== Stated goal ==
Find the lines holding "television" and copy them.

----

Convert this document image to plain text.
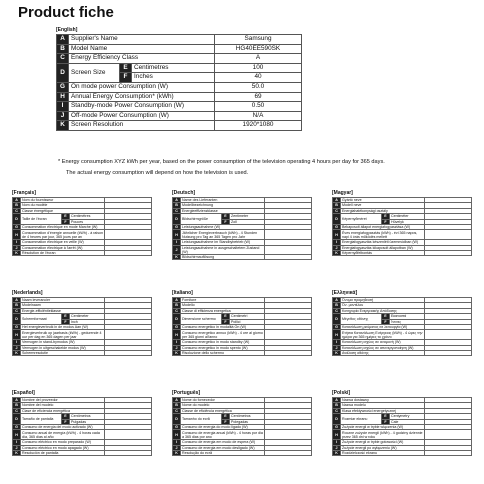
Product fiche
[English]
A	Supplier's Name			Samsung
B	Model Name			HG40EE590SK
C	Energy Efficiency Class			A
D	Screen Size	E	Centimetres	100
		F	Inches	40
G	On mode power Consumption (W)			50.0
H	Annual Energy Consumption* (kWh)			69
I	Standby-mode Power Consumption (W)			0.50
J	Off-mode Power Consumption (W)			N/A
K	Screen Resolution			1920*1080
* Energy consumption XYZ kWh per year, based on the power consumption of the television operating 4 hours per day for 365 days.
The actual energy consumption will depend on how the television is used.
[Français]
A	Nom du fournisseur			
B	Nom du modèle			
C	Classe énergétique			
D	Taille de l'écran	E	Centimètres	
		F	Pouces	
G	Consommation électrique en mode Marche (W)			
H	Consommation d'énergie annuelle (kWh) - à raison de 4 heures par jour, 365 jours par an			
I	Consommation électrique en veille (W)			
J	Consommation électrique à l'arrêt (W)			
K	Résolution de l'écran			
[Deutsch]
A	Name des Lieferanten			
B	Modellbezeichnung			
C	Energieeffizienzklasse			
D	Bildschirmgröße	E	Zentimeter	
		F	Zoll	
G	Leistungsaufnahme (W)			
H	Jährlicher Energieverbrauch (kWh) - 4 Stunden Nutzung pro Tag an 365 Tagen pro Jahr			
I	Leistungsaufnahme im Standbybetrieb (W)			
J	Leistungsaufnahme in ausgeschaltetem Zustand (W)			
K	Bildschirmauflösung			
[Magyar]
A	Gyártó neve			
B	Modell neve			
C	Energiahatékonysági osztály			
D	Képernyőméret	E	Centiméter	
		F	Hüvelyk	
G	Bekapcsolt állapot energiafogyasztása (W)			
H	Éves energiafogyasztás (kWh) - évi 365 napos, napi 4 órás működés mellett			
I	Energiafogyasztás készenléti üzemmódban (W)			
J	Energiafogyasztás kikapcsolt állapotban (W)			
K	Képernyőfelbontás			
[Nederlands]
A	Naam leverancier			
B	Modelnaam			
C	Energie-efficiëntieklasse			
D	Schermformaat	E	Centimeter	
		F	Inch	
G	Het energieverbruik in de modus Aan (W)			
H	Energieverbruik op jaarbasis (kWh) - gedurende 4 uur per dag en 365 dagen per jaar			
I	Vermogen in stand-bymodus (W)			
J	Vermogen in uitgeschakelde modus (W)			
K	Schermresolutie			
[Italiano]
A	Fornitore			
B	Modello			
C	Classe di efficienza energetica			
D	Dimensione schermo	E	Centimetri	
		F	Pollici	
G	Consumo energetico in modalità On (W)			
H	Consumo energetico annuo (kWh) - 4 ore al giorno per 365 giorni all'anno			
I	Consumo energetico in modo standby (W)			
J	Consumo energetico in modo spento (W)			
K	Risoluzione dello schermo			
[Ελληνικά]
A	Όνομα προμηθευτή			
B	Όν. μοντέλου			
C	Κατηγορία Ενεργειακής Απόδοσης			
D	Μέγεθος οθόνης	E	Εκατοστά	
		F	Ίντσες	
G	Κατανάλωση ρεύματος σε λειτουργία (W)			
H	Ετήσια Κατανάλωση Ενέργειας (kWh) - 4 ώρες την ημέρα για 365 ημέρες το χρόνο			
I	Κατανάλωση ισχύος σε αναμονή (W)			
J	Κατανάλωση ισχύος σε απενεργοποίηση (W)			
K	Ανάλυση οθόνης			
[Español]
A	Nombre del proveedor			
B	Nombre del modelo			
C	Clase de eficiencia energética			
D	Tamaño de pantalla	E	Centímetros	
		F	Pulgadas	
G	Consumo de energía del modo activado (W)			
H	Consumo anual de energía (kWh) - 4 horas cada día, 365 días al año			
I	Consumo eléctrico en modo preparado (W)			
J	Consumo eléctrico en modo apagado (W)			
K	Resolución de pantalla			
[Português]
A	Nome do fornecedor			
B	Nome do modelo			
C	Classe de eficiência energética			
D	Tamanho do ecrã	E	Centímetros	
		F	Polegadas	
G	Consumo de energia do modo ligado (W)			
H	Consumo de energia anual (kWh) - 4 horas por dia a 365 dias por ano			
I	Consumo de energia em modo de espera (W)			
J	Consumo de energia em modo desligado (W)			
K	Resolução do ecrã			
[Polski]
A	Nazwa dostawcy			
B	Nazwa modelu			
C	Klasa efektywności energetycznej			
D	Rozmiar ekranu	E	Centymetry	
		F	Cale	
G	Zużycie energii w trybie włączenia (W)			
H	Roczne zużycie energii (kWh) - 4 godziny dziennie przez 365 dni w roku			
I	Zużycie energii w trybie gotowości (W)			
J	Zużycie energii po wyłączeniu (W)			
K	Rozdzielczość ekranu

----

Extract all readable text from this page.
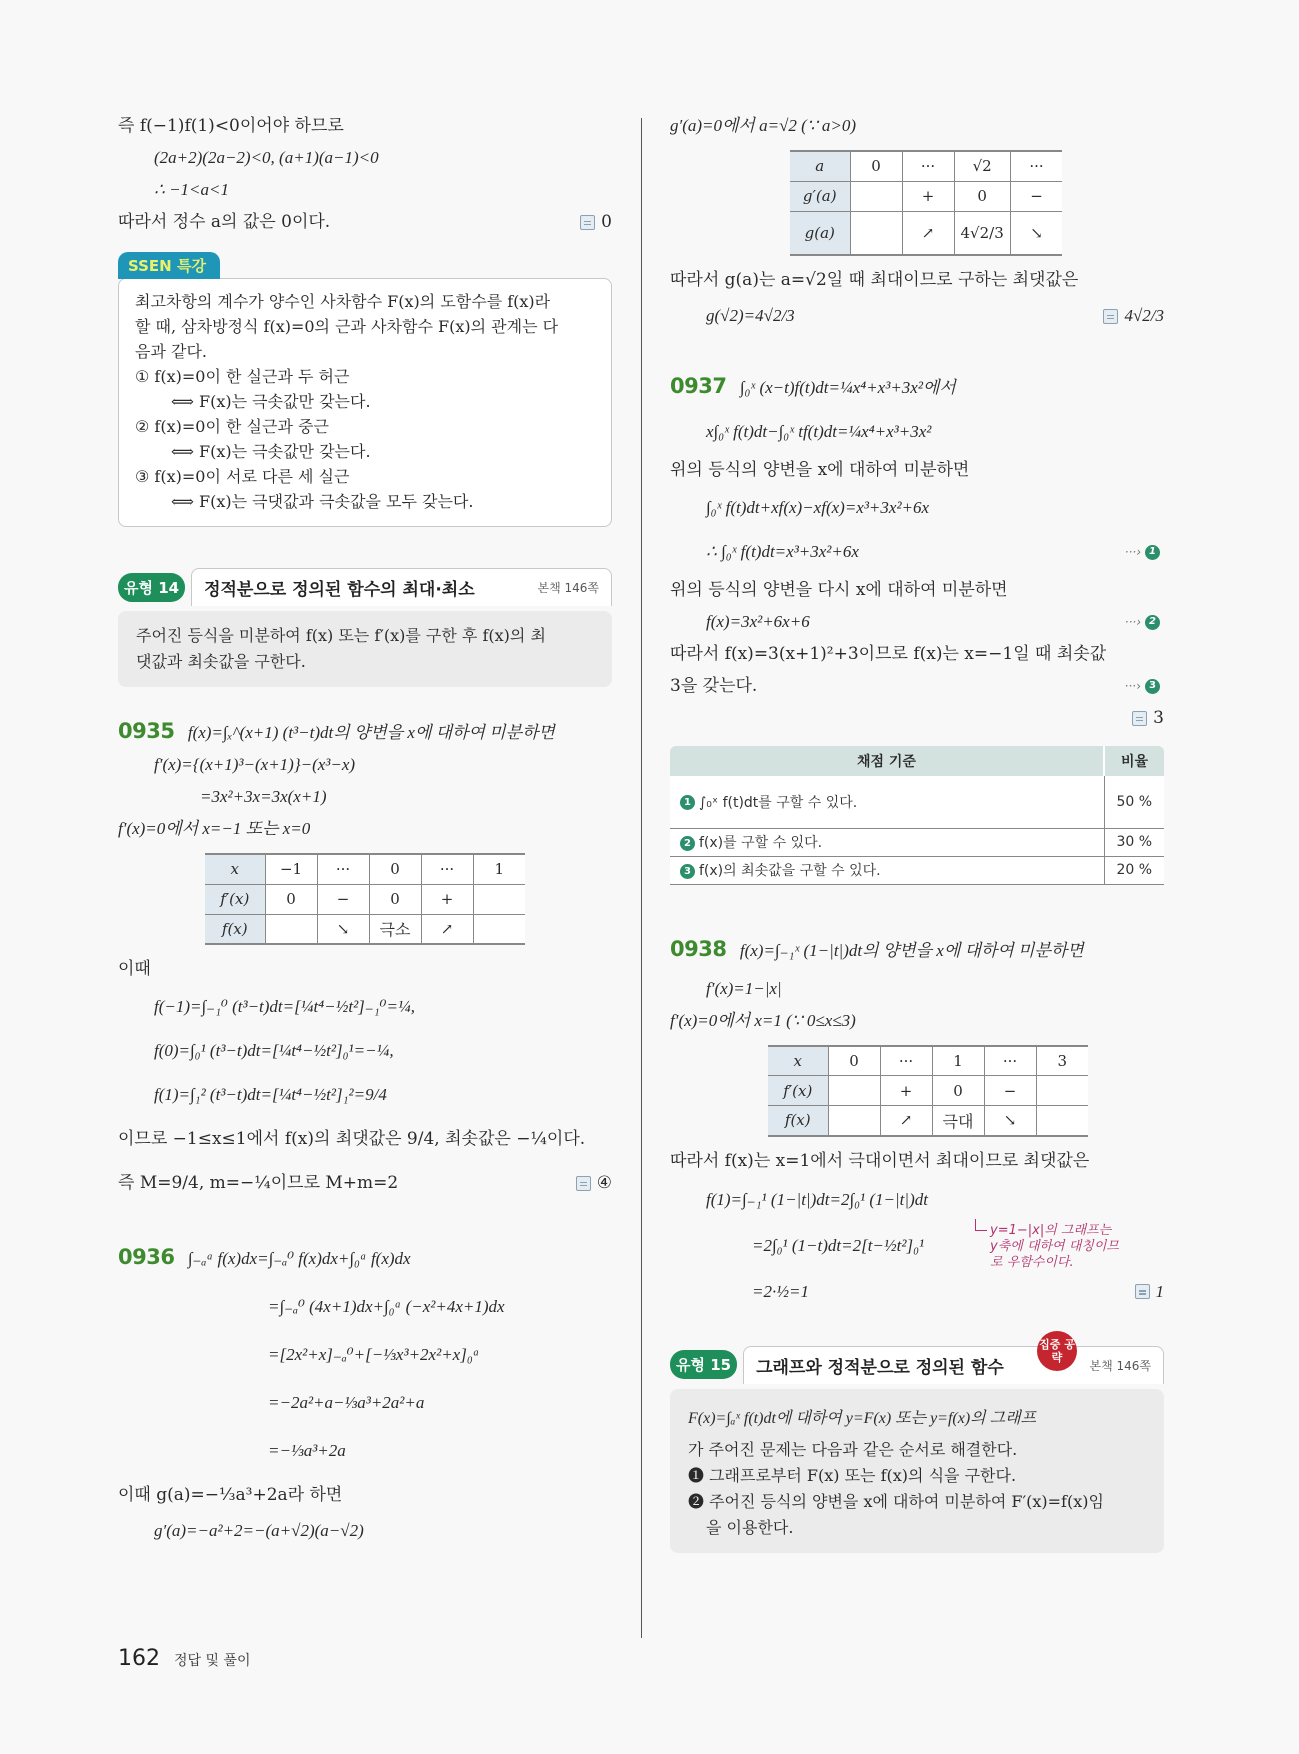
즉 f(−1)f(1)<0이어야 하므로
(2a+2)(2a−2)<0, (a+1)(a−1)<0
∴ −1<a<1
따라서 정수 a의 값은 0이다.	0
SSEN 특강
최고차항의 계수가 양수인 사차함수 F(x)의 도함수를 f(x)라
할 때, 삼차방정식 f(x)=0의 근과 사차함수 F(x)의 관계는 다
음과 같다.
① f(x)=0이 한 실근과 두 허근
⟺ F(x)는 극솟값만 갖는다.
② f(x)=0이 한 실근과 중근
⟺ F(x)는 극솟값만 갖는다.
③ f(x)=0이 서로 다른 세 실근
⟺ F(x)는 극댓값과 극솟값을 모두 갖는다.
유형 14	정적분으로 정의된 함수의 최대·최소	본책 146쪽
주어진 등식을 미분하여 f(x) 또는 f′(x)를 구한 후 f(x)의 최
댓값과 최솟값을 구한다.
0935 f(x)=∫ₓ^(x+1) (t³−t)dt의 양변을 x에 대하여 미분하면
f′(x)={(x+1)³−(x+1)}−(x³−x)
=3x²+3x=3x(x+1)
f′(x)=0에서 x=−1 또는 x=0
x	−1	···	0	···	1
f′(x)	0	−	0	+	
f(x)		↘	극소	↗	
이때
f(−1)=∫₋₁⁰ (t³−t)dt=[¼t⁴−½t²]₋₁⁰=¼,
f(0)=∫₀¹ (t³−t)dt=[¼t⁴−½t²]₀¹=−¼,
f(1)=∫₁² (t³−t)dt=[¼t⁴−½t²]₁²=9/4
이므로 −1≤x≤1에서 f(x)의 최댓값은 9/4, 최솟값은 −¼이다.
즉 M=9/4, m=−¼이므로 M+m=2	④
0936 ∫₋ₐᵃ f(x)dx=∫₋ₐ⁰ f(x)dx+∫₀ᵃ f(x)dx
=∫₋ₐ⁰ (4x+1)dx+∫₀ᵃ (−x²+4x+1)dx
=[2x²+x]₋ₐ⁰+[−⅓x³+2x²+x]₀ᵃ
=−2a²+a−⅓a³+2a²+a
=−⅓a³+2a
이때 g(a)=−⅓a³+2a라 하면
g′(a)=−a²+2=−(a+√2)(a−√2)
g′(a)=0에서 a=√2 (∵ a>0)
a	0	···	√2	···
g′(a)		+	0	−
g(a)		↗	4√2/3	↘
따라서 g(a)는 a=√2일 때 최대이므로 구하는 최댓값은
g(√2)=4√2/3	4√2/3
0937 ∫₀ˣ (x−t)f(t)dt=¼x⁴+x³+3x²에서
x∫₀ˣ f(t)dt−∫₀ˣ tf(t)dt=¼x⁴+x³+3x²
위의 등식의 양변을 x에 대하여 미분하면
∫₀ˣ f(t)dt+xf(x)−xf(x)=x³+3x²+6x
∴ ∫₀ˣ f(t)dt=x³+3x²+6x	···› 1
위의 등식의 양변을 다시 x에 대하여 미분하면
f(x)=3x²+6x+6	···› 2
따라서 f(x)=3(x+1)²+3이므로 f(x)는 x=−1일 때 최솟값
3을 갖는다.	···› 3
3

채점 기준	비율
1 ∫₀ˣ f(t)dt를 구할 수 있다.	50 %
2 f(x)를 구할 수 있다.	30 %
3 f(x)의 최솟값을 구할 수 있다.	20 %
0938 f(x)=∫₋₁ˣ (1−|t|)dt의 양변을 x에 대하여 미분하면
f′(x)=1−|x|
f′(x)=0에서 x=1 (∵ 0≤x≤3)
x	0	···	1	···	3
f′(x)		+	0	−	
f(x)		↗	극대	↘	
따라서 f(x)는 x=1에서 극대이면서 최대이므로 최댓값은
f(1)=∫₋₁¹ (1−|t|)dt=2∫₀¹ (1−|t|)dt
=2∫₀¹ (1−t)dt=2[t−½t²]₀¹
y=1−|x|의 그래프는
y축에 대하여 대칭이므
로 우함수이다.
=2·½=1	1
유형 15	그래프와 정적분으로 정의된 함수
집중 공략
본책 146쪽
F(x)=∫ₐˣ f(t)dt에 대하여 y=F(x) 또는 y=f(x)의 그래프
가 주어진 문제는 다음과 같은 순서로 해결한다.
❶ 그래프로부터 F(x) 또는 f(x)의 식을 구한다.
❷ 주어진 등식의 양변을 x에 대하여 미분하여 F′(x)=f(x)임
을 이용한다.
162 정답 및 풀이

----

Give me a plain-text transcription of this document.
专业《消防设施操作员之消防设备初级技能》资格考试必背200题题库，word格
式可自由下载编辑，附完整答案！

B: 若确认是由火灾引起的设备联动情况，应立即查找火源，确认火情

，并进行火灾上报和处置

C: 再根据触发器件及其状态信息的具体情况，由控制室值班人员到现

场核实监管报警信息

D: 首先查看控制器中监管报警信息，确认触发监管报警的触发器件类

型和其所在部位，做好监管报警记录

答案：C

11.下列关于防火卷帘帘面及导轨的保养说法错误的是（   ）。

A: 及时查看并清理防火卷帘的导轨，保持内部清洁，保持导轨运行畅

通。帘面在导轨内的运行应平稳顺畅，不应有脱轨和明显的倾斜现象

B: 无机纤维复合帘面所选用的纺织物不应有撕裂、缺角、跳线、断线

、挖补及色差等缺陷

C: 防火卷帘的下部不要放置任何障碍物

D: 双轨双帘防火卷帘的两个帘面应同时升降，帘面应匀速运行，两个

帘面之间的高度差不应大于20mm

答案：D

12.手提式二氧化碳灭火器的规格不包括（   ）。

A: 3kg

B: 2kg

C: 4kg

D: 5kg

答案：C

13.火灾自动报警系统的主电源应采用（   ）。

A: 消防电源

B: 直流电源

----

== Output ==
* Energy consumption XYZ kWh per year, based on the power consumption of the television operating 4 hours per day for 365 days.
The actual energy consumption will depend on how the television is used.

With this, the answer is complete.